What is the number of lines containing the string "судей"? Answer with the number only.

--- begin Records provided ---

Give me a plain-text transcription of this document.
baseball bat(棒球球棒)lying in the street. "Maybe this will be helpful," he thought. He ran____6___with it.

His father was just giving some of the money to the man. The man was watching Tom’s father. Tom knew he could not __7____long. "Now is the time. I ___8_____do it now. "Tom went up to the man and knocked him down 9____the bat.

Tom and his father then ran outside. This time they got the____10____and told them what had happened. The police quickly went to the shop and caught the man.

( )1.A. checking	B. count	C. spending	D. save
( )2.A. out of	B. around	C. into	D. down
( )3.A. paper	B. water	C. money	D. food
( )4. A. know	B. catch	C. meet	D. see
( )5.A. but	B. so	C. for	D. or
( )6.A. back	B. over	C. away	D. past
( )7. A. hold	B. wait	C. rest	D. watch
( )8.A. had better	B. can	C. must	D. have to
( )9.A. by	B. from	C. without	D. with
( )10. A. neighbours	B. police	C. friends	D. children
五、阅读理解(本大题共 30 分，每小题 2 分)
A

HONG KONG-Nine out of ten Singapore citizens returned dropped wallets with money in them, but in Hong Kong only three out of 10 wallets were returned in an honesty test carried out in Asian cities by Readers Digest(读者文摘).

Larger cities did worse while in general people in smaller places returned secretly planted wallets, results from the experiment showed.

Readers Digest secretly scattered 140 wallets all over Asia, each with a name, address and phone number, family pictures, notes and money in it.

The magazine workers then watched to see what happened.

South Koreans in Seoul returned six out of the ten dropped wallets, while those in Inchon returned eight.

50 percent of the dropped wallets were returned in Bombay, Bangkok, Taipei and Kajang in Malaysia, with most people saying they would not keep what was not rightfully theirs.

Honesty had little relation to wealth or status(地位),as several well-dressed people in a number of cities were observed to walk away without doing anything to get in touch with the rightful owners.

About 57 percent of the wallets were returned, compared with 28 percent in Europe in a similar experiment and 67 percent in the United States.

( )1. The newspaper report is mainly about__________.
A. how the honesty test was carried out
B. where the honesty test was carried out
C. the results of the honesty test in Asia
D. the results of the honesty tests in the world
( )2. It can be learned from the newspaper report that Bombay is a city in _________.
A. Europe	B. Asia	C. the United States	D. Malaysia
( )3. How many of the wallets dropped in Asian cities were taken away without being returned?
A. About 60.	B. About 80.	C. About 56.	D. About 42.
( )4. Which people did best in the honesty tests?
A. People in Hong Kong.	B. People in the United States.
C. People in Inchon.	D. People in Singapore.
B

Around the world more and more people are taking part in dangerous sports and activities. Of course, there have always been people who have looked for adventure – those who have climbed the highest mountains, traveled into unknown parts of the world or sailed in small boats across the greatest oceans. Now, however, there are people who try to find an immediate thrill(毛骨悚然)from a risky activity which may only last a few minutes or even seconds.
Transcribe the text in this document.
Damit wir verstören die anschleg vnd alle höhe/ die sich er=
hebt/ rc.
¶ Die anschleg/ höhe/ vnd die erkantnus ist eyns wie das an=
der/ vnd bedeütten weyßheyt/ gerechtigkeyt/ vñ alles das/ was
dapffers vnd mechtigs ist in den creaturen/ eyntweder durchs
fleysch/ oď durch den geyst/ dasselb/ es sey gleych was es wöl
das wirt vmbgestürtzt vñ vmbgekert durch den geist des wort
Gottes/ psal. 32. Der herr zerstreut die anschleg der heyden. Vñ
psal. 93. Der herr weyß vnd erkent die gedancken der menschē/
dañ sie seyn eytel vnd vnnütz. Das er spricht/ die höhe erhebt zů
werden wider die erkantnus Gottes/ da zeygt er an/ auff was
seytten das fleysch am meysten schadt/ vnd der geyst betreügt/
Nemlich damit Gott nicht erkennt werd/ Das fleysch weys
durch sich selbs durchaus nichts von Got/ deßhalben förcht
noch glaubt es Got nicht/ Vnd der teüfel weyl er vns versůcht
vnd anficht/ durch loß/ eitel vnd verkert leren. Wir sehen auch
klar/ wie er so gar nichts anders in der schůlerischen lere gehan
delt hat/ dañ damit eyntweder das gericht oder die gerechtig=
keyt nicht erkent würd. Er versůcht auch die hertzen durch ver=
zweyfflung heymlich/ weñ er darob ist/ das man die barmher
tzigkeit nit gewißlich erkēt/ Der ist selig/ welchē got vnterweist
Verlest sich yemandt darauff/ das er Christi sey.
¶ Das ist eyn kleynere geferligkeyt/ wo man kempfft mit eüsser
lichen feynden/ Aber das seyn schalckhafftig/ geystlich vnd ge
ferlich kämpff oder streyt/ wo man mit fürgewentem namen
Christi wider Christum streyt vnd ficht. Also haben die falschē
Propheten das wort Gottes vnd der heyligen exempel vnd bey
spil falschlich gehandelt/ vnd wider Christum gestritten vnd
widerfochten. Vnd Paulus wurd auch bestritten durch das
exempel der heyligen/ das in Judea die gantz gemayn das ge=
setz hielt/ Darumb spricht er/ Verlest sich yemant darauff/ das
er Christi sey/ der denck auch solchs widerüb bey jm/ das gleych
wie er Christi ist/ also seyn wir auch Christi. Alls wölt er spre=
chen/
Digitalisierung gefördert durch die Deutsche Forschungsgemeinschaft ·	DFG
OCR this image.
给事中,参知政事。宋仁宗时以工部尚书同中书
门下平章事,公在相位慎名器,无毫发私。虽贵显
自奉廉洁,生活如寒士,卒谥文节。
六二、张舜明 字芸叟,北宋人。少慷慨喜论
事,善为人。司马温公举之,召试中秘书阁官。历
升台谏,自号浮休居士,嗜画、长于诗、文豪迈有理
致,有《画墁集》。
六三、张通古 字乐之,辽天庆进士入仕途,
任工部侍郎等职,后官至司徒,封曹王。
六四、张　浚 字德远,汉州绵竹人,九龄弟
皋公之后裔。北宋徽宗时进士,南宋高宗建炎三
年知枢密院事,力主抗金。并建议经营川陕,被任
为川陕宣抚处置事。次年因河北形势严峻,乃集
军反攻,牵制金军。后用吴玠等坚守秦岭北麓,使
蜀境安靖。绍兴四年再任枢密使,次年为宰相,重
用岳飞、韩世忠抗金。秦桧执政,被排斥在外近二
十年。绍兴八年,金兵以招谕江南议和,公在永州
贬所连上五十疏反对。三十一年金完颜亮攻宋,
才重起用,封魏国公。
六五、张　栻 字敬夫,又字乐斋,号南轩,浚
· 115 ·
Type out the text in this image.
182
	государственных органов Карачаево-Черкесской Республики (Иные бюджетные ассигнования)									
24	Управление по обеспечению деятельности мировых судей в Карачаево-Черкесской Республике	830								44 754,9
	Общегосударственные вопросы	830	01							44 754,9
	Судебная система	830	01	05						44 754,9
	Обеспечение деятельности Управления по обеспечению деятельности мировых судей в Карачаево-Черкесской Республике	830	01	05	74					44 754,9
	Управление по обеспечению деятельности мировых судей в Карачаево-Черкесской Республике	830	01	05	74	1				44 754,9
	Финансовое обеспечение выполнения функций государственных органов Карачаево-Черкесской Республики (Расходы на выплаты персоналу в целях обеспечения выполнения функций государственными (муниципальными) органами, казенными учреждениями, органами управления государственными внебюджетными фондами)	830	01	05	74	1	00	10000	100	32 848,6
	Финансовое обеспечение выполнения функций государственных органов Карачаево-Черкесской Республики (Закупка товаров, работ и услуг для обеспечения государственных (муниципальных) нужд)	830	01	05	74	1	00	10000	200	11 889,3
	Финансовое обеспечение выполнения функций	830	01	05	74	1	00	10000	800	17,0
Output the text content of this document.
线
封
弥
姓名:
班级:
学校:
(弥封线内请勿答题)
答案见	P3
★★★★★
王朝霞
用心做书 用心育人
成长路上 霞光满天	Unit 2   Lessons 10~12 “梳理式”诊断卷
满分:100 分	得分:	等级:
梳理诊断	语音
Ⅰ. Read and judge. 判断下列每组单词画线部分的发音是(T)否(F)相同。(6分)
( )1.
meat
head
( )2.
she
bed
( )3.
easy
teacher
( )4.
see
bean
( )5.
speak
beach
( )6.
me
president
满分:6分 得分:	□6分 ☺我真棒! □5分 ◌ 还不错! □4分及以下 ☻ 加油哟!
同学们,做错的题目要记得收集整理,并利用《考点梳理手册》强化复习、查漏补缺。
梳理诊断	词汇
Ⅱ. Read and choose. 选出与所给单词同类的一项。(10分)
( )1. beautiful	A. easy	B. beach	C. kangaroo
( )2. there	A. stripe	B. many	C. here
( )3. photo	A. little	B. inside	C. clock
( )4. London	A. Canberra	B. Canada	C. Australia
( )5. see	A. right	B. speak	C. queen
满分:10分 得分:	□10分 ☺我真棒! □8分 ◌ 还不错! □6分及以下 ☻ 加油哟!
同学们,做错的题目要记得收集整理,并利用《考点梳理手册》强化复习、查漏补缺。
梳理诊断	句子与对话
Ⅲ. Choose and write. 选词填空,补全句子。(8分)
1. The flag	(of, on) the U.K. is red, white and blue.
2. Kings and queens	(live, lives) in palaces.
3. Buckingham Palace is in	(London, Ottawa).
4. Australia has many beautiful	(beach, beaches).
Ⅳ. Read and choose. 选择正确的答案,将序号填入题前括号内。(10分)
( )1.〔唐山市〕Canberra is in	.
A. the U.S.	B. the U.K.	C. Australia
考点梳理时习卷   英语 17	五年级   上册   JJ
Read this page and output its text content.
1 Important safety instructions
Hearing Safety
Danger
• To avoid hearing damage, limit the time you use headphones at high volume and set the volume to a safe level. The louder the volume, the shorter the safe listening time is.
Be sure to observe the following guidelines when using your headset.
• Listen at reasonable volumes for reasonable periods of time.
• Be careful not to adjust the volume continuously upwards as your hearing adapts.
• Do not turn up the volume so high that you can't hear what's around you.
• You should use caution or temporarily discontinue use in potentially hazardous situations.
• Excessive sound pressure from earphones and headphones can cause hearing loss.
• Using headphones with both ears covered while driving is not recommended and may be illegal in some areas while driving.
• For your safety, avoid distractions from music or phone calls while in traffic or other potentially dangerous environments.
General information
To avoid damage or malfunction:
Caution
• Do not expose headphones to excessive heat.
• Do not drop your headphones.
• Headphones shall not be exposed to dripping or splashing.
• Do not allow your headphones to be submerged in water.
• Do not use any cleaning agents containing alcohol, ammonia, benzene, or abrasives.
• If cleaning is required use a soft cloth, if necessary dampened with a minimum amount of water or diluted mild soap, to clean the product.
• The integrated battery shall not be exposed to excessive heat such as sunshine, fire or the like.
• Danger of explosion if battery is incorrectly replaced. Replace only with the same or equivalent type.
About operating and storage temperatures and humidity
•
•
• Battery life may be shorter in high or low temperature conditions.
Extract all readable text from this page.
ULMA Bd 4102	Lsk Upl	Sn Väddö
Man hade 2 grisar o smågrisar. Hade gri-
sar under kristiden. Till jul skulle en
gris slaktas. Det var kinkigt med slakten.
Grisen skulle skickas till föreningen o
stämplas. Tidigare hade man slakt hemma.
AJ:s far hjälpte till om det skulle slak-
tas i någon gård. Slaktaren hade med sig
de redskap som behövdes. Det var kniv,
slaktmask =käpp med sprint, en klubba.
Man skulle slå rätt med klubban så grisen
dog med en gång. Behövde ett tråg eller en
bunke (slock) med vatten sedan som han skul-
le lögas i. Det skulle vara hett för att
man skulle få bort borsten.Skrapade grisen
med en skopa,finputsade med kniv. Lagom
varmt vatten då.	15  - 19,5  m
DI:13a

--- end Records provided ---

Output for this task: 3